WHAT YOU WILL DO: Transcribe every line of the entries below verbatim, preserving each character, space, and line break.

EXCERPTED DATA:
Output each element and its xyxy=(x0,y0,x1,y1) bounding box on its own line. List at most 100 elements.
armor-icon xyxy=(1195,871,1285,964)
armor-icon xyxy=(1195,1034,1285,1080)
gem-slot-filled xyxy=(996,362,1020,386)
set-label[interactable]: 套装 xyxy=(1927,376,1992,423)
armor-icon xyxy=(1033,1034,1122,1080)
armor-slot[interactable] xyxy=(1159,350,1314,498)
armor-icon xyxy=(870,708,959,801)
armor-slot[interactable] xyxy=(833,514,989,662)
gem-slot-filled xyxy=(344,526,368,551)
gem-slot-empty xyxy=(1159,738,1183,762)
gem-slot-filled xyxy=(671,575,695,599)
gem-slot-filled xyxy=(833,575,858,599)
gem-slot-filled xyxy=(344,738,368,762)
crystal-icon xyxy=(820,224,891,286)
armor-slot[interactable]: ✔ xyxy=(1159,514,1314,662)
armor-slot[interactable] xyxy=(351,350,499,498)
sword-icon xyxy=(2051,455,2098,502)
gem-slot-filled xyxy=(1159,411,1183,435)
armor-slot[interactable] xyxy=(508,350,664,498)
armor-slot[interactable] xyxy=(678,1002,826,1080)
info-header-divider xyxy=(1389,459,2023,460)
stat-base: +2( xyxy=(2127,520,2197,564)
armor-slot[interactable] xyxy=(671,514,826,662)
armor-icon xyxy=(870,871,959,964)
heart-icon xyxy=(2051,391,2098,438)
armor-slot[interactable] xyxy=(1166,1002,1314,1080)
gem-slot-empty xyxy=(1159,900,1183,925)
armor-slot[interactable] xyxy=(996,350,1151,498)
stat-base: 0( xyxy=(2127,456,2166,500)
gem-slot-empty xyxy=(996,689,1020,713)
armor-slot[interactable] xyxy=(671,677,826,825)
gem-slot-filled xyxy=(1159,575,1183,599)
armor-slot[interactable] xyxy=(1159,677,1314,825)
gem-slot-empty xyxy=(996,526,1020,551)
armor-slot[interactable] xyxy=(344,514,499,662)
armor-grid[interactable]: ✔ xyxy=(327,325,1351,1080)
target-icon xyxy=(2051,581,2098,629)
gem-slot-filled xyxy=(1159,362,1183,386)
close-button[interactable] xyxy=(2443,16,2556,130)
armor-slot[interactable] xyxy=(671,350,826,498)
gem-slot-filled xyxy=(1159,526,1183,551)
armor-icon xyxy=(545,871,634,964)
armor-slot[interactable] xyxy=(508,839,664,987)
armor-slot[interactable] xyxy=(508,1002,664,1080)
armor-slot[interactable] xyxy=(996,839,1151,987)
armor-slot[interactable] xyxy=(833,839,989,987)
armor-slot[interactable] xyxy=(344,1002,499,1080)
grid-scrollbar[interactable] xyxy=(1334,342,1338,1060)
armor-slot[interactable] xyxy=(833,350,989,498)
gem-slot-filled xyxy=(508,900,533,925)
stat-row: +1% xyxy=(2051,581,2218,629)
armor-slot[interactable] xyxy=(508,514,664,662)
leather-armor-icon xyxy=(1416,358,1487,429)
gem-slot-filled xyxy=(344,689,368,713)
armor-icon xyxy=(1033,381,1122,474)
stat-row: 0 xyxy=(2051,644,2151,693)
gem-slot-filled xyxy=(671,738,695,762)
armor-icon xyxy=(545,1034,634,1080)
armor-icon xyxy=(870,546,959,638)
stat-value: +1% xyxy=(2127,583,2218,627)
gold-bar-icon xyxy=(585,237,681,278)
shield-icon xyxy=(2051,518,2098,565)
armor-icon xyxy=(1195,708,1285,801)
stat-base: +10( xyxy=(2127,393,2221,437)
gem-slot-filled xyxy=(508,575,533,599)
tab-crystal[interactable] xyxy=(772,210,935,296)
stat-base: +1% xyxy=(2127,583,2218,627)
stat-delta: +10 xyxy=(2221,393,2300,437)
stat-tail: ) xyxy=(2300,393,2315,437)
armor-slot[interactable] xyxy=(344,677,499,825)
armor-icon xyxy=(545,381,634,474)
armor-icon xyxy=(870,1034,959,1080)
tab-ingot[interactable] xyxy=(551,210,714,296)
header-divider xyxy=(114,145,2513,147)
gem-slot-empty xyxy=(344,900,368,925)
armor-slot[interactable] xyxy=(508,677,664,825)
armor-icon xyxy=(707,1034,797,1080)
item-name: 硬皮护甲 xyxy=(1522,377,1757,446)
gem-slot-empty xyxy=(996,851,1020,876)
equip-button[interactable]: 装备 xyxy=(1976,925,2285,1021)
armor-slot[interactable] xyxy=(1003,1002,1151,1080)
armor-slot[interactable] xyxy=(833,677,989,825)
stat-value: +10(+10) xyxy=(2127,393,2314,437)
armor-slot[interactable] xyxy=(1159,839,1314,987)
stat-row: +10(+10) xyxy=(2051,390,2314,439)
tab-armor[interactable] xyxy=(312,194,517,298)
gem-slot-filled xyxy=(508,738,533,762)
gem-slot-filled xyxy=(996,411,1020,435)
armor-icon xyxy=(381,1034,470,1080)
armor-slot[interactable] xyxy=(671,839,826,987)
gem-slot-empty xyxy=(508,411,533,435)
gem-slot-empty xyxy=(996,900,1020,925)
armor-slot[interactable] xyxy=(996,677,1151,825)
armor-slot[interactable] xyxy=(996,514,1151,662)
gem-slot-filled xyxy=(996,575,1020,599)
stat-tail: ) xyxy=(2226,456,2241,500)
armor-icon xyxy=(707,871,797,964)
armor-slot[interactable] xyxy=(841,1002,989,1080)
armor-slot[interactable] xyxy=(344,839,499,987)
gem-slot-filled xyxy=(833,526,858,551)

EXERCISE RESULT:
Output each element and its xyxy=(x0,y0,x1,y1) bounding box on its own line. List at most 100 elements.
armor-icon xyxy=(1195,871,1285,964)
armor-icon xyxy=(1195,1034,1285,1080)
gem-slot-filled xyxy=(996,362,1020,386)
set-label[interactable]: 套装 xyxy=(1927,376,1992,423)
armor-icon xyxy=(1033,1034,1122,1080)
armor-slot[interactable] xyxy=(1159,350,1314,498)
armor-icon xyxy=(870,708,959,801)
armor-slot[interactable] xyxy=(833,514,989,662)
gem-slot-filled xyxy=(344,526,368,551)
gem-slot-empty xyxy=(1159,738,1183,762)
gem-slot-filled xyxy=(671,575,695,599)
gem-slot-filled xyxy=(833,575,858,599)
gem-slot-filled xyxy=(344,738,368,762)
crystal-icon xyxy=(820,224,891,286)
armor-slot[interactable]: ✔ xyxy=(1159,514,1314,662)
armor-slot[interactable] xyxy=(351,350,499,498)
sword-icon xyxy=(2051,455,2098,502)
gem-slot-filled xyxy=(1159,411,1183,435)
armor-slot[interactable] xyxy=(508,350,664,498)
armor-slot[interactable] xyxy=(678,1002,826,1080)
info-header-divider xyxy=(1389,459,2023,460)
stat-base: +2( xyxy=(2127,520,2197,564)
armor-slot[interactable] xyxy=(671,514,826,662)
armor-icon xyxy=(870,871,959,964)
heart-icon xyxy=(2051,391,2098,438)
armor-slot[interactable] xyxy=(1166,1002,1314,1080)
gem-slot-empty xyxy=(1159,900,1183,925)
armor-slot[interactable] xyxy=(996,350,1151,498)
stat-base: 0( xyxy=(2127,456,2166,500)
gem-slot-empty xyxy=(996,689,1020,713)
armor-slot[interactable] xyxy=(671,677,826,825)
gem-slot-filled xyxy=(1159,575,1183,599)
armor-slot[interactable] xyxy=(1159,677,1314,825)
gem-slot-empty xyxy=(996,526,1020,551)
armor-slot[interactable] xyxy=(344,514,499,662)
armor-grid[interactable]: ✔ xyxy=(327,325,1351,1080)
target-icon xyxy=(2051,581,2098,629)
gem-slot-filled xyxy=(1159,362,1183,386)
close-button[interactable] xyxy=(2443,16,2556,130)
armor-slot[interactable] xyxy=(671,350,826,498)
gem-slot-filled xyxy=(1159,526,1183,551)
armor-icon xyxy=(545,871,634,964)
armor-slot[interactable] xyxy=(508,839,664,987)
armor-slot[interactable] xyxy=(508,1002,664,1080)
armor-slot[interactable] xyxy=(996,839,1151,987)
armor-slot[interactable] xyxy=(833,839,989,987)
armor-slot[interactable] xyxy=(344,1002,499,1080)
grid-scrollbar[interactable] xyxy=(1334,342,1338,1060)
armor-slot[interactable] xyxy=(833,350,989,498)
gem-slot-filled xyxy=(508,900,533,925)
stat-row: +1% xyxy=(2051,581,2218,629)
armor-slot[interactable] xyxy=(508,514,664,662)
leather-armor-icon xyxy=(1416,358,1487,429)
gem-slot-filled xyxy=(344,689,368,713)
armor-icon xyxy=(1033,381,1122,474)
stat-row: 0 xyxy=(2051,644,2151,693)
gem-slot-filled xyxy=(671,738,695,762)
armor-icon xyxy=(545,1034,634,1080)
armor-icon xyxy=(870,546,959,638)
stat-value: +1% xyxy=(2127,583,2218,627)
gold-bar-icon xyxy=(585,237,681,278)
shield-icon xyxy=(2051,518,2098,565)
armor-icon xyxy=(1195,708,1285,801)
stat-base: +10( xyxy=(2127,393,2221,437)
gem-slot-filled xyxy=(508,575,533,599)
tab-crystal[interactable] xyxy=(772,210,935,296)
stat-base: +1% xyxy=(2127,583,2218,627)
stat-delta: +10 xyxy=(2221,393,2300,437)
stat-tail: ) xyxy=(2300,393,2315,437)
armor-slot[interactable] xyxy=(344,677,499,825)
armor-icon xyxy=(545,381,634,474)
armor-icon xyxy=(870,1034,959,1080)
tab-ingot[interactable] xyxy=(551,210,714,296)
header-divider xyxy=(114,145,2513,147)
gem-slot-empty xyxy=(344,900,368,925)
armor-slot[interactable] xyxy=(508,677,664,825)
armor-icon xyxy=(707,1034,797,1080)
item-name: 硬皮护甲 xyxy=(1522,377,1757,446)
gem-slot-empty xyxy=(996,851,1020,876)
equip-button[interactable]: 装备 xyxy=(1976,925,2285,1021)
armor-slot[interactable] xyxy=(1003,1002,1151,1080)
armor-slot[interactable] xyxy=(833,677,989,825)
stat-value: +10(+10) xyxy=(2127,393,2314,437)
armor-slot[interactable] xyxy=(1159,839,1314,987)
stat-row: +10(+10) xyxy=(2051,390,2314,439)
tab-armor[interactable] xyxy=(312,194,517,298)
gem-slot-filled xyxy=(508,738,533,762)
gem-slot-filled xyxy=(996,411,1020,435)
armor-icon xyxy=(381,1034,470,1080)
armor-slot[interactable] xyxy=(671,839,826,987)
gem-slot-empty xyxy=(508,411,533,435)
gem-slot-empty xyxy=(996,900,1020,925)
armor-slot[interactable] xyxy=(996,677,1151,825)
armor-slot[interactable] xyxy=(996,514,1151,662)
gem-slot-filled xyxy=(996,575,1020,599)
stat-tail: ) xyxy=(2226,456,2241,500)
armor-icon xyxy=(707,871,797,964)
armor-slot[interactable] xyxy=(841,1002,989,1080)
armor-slot[interactable] xyxy=(344,839,499,987)
gem-slot-filled xyxy=(833,526,858,551)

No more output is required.